WHAT IS NEEDED> Could you give the data below again, exactly and completely?

MATERIAL>
-------

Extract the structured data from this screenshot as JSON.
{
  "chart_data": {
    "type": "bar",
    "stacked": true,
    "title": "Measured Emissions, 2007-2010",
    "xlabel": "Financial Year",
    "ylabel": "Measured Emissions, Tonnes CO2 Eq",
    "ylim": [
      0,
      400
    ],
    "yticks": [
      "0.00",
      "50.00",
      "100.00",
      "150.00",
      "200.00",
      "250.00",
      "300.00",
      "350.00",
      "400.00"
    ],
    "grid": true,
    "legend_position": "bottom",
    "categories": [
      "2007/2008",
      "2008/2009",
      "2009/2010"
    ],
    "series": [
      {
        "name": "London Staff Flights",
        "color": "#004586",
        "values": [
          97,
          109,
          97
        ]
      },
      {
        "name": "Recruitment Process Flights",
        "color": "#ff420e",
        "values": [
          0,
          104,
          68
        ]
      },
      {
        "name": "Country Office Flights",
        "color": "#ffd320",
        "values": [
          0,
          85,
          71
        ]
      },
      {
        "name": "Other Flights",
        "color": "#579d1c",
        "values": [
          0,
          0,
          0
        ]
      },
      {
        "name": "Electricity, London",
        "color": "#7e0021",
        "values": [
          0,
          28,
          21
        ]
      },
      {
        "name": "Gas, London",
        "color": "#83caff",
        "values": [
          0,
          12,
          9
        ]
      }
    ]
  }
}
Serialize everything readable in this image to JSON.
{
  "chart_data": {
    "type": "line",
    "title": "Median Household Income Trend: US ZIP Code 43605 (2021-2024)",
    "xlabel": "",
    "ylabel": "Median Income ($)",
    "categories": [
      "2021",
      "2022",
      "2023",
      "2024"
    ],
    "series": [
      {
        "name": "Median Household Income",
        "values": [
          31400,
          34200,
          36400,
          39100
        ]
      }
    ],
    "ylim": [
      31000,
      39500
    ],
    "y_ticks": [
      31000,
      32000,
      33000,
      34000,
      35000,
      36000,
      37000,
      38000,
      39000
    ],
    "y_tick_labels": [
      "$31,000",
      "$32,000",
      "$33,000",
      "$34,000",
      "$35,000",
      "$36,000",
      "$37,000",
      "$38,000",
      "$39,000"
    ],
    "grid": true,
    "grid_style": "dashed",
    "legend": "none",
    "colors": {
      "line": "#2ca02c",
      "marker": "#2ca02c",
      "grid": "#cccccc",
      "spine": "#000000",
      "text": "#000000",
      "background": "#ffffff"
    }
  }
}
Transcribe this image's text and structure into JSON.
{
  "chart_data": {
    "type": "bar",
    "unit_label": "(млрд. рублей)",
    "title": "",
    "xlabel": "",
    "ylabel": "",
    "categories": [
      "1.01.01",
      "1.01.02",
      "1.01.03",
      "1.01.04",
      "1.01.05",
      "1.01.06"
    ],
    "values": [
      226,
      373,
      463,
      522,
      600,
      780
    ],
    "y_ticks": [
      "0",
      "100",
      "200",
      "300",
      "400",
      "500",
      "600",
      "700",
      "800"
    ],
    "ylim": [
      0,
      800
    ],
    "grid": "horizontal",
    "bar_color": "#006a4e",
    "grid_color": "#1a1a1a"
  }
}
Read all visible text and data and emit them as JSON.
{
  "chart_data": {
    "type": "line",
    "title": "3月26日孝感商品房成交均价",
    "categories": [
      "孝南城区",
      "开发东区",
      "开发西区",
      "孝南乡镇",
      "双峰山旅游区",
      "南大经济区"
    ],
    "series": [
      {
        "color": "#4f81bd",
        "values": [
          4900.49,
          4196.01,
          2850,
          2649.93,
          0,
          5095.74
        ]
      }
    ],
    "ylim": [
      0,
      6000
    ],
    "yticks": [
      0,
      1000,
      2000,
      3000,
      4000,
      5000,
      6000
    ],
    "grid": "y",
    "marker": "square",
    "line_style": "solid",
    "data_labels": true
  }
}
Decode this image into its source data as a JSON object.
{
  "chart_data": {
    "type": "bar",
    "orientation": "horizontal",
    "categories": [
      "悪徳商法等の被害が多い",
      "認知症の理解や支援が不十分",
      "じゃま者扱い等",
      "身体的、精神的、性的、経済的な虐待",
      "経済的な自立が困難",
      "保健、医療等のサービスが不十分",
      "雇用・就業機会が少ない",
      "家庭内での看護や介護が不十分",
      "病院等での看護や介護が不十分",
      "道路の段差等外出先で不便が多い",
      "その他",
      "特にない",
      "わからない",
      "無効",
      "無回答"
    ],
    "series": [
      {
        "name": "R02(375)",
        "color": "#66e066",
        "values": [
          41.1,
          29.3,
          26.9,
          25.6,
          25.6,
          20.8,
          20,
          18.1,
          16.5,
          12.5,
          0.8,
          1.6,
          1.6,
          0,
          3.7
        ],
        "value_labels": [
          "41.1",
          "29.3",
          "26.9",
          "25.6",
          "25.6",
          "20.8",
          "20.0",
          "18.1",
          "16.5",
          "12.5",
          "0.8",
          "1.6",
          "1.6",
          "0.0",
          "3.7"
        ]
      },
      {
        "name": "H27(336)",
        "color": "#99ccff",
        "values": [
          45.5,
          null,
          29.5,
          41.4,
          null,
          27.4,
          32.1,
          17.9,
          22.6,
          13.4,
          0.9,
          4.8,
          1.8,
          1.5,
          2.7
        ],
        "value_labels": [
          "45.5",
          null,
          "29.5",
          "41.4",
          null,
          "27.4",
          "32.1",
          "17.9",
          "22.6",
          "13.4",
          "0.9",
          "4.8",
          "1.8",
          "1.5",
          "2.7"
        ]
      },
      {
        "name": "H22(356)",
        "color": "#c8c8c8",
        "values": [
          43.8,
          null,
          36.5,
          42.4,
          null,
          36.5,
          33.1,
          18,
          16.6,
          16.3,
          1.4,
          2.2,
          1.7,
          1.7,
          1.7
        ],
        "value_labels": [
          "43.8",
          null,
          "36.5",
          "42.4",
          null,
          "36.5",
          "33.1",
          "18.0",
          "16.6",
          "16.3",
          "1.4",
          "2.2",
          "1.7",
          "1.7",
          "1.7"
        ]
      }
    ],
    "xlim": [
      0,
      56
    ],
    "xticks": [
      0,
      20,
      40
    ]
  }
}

-------

RESULT FOR THIS TASK>
Extract the structured data from this screenshot as JSON.
{
  "chart_data": {
    "type": "bar",
    "stacked": true,
    "title": "Measured Emissions, 2007-2010",
    "xlabel": "Financial Year",
    "ylabel": "Measured Emissions, Tonnes CO2 Eq",
    "ylim": [
      0,
      400
    ],
    "yticks": [
      "0.00",
      "50.00",
      "100.00",
      "150.00",
      "200.00",
      "250.00",
      "300.00",
      "350.00",
      "400.00"
    ],
    "grid": true,
    "legend_position": "bottom",
    "categories": [
      "2007/2008",
      "2008/2009",
      "2009/2010"
    ],
    "series": [
      {
        "name": "London Staff Flights",
        "color": "#004586",
        "values": [
          97,
          109,
          97
        ]
      },
      {
        "name": "Recruitment Process Flights",
        "color": "#ff420e",
        "values": [
          0,
          104,
          68
        ]
      },
      {
        "name": "Country Office Flights",
        "color": "#ffd320",
        "values": [
          0,
          85,
          71
        ]
      },
      {
        "name": "Other Flights",
        "color": "#579d1c",
        "values": [
          0,
          0,
          0
        ]
      },
      {
        "name": "Electricity, London",
        "color": "#7e0021",
        "values": [
          0,
          28,
          21
        ]
      },
      {
        "name": "Gas, London",
        "color": "#83caff",
        "values": [
          0,
          12,
          9
        ]
      }
    ]
  }
}
Serialize everything readable in this image to JSON.
{
  "chart_data": {
    "type": "line",
    "title": "Median Household Income Trend: US ZIP Code 43605 (2021-2024)",
    "xlabel": "",
    "ylabel": "Median Income ($)",
    "categories": [
      "2021",
      "2022",
      "2023",
      "2024"
    ],
    "series": [
      {
        "name": "Median Household Income",
        "values": [
          31400,
          34200,
          36400,
          39100
        ]
      }
    ],
    "ylim": [
      31000,
      39500
    ],
    "y_ticks": [
      31000,
      32000,
      33000,
      34000,
      35000,
      36000,
      37000,
      38000,
      39000
    ],
    "y_tick_labels": [
      "$31,000",
      "$32,000",
      "$33,000",
      "$34,000",
      "$35,000",
      "$36,000",
      "$37,000",
      "$38,000",
      "$39,000"
    ],
    "grid": true,
    "grid_style": "dashed",
    "legend": "none",
    "colors": {
      "line": "#2ca02c",
      "marker": "#2ca02c",
      "grid": "#cccccc",
      "spine": "#000000",
      "text": "#000000",
      "background": "#ffffff"
    }
  }
}
Transcribe this image's text and structure into JSON.
{
  "chart_data": {
    "type": "bar",
    "unit_label": "(млрд. рублей)",
    "title": "",
    "xlabel": "",
    "ylabel": "",
    "categories": [
      "1.01.01",
      "1.01.02",
      "1.01.03",
      "1.01.04",
      "1.01.05",
      "1.01.06"
    ],
    "values": [
      226,
      373,
      463,
      522,
      600,
      780
    ],
    "y_ticks": [
      "0",
      "100",
      "200",
      "300",
      "400",
      "500",
      "600",
      "700",
      "800"
    ],
    "ylim": [
      0,
      800
    ],
    "grid": "horizontal",
    "bar_color": "#006a4e",
    "grid_color": "#1a1a1a"
  }
}
Read all visible text and data and emit them as JSON.
{
  "chart_data": {
    "type": "line",
    "title": "3月26日孝感商品房成交均价",
    "categories": [
      "孝南城区",
      "开发东区",
      "开发西区",
      "孝南乡镇",
      "双峰山旅游区",
      "南大经济区"
    ],
    "series": [
      {
        "color": "#4f81bd",
        "values": [
          4900.49,
          4196.01,
          2850,
          2649.93,
          0,
          5095.74
        ]
      }
    ],
    "ylim": [
      0,
      6000
    ],
    "yticks": [
      0,
      1000,
      2000,
      3000,
      4000,
      5000,
      6000
    ],
    "grid": "y",
    "marker": "square",
    "line_style": "solid",
    "data_labels": true
  }
}
Decode this image into its source data as a JSON object.
{
  "chart_data": {
    "type": "bar",
    "orientation": "horizontal",
    "categories": [
      "悪徳商法等の被害が多い",
      "認知症の理解や支援が不十分",
      "じゃま者扱い等",
      "身体的、精神的、性的、経済的な虐待",
      "経済的な自立が困難",
      "保健、医療等のサービスが不十分",
      "雇用・就業機会が少ない",
      "家庭内での看護や介護が不十分",
      "病院等での看護や介護が不十分",
      "道路の段差等外出先で不便が多い",
      "その他",
      "特にない",
      "わからない",
      "無効",
      "無回答"
    ],
    "series": [
      {
        "name": "R02(375)",
        "color": "#66e066",
        "values": [
          41.1,
          29.3,
          26.9,
          25.6,
          25.6,
          20.8,
          20,
          18.1,
          16.5,
          12.5,
          0.8,
          1.6,
          1.6,
          0,
          3.7
        ],
        "value_labels": [
          "41.1",
          "29.3",
          "26.9",
          "25.6",
          "25.6",
          "20.8",
          "20.0",
          "18.1",
          "16.5",
          "12.5",
          "0.8",
          "1.6",
          "1.6",
          "0.0",
          "3.7"
        ]
      },
      {
        "name": "H27(336)",
        "color": "#99ccff",
        "values": [
          45.5,
          null,
          29.5,
          41.4,
          null,
          27.4,
          32.1,
          17.9,
          22.6,
          13.4,
          0.9,
          4.8,
          1.8,
          1.5,
          2.7
        ],
        "value_labels": [
          "45.5",
          null,
          "29.5",
          "41.4",
          null,
          "27.4",
          "32.1",
          "17.9",
          "22.6",
          "13.4",
          "0.9",
          "4.8",
          "1.8",
          "1.5",
          "2.7"
        ]
      },
      {
        "name": "H22(356)",
        "color": "#c8c8c8",
        "values": [
          43.8,
          null,
          36.5,
          42.4,
          null,
          36.5,
          33.1,
          18,
          16.6,
          16.3,
          1.4,
          2.2,
          1.7,
          1.7,
          1.7
        ],
        "value_labels": [
          "43.8",
          null,
          "36.5",
          "42.4",
          null,
          "36.5",
          "33.1",
          "18.0",
          "16.6",
          "16.3",
          "1.4",
          "2.2",
          "1.7",
          "1.7",
          "1.7"
        ]
      }
    ],
    "xlim": [
      0,
      56
    ],
    "xticks": [
      0,
      20,
      40
    ]
  }
}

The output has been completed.